» DOCUMENT SEGMENT:

>> begin

MHB Evaluating Summation: Find $\sum_{i=1}^{\infty} (-1)^{i+1}f(i)$

[Saitama]

Problem:
Consider a function $f(n)$ defined as:
$$f(n)=\sum_{r=1}^n (-1)^{r+1} \binom{n}{r} \left(\sum_{k=1}^r \frac{1}{k}\right)$$
Find the value of
$$\sum_{i=1}^{\infty} (-1)^{i+1}f(i)$$

Attempt:
I write $\sum_{k=1}^r (1/k)=H_r$.

The sum I have to evaluate is
$$f(1)-f(2)+f(3)-f(4)+\cdots$$

I tried writing down a few terms and tried to see the difference of consecutive terms...
$$f(1)=H_1$$
$$f(2)=2H_1-H_2$$
$$f(3)=3H_1-3H_2+H_3$$
$$f(4)=4H_1-6H_2+4H_3+H_4$$
...but I don't see if this helps.

>> end

» GIVEN TASK:
Please repeat the summation thread in full, word for word. The material has no role in any of this.

» PROVIDED INFORMATION:
>> begin

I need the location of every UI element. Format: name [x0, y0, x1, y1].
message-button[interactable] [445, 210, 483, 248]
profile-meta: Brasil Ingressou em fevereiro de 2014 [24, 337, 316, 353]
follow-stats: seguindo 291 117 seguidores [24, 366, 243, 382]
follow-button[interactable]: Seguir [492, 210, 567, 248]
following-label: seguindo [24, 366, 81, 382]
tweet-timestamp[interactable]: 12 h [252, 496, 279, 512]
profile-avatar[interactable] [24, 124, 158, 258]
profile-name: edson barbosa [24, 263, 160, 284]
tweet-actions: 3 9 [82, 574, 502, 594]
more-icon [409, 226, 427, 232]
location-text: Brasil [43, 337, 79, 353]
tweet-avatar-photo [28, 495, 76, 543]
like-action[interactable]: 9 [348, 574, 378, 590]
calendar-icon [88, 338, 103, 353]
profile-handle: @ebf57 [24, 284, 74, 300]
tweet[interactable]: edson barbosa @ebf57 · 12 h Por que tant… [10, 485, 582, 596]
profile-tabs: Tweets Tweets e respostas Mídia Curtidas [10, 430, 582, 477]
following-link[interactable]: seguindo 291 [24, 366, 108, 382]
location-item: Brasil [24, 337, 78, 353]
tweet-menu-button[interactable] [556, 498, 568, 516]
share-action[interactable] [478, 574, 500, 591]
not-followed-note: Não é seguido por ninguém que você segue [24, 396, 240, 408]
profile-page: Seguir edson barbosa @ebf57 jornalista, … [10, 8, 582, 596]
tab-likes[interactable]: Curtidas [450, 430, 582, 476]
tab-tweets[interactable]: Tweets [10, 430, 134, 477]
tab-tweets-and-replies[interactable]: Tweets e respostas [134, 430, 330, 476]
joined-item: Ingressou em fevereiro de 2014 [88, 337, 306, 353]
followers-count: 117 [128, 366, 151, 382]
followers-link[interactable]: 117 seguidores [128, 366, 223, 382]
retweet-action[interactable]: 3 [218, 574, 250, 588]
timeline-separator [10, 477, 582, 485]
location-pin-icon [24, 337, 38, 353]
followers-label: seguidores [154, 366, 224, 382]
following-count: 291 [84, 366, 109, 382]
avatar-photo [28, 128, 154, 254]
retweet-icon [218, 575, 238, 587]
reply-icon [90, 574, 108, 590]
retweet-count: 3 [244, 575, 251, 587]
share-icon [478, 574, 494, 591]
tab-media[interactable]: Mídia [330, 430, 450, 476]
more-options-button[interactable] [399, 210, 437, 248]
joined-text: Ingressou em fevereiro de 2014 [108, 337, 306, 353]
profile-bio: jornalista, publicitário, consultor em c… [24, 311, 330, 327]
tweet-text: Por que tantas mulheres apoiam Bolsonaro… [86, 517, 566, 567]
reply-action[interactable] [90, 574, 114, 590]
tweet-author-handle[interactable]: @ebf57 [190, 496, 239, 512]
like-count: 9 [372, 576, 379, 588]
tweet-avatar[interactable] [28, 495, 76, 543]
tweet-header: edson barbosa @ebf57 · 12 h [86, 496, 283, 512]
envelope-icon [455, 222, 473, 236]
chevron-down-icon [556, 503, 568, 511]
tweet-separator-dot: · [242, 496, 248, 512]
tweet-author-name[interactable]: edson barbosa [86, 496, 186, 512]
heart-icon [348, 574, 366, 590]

>> end

» FULL SOLUTION:
MHB Evaluating Summation: Find $\sum_{i=1}^{\infty} (-1)^{i+1}f(i)$

[Saitama]

Problem:
Consider a function $f(n)$ defined as:
$$f(n)=\sum_{r=1}^n (-1)^{r+1} \binom{n}{r} \left(\sum_{k=1}^r \frac{1}{k}\right)$$
Find the value of
$$\sum_{i=1}^{\infty} (-1)^{i+1}f(i)$$

Attempt:
I write $\sum_{k=1}^r (1/k)=H_r$.

The sum I have to evaluate is
$$f(1)-f(2)+f(3)-f(4)+\cdots$$

I tried writing down a few terms and tried to see the difference of consecutive terms...
$$f(1)=H_1$$
$$f(2)=2H_1-H_2$$
$$f(3)=3H_1-3H_2+H_3$$
$$f(4)=4H_1-6H_2+4H_3+H_4$$
...but I don't see if this helps.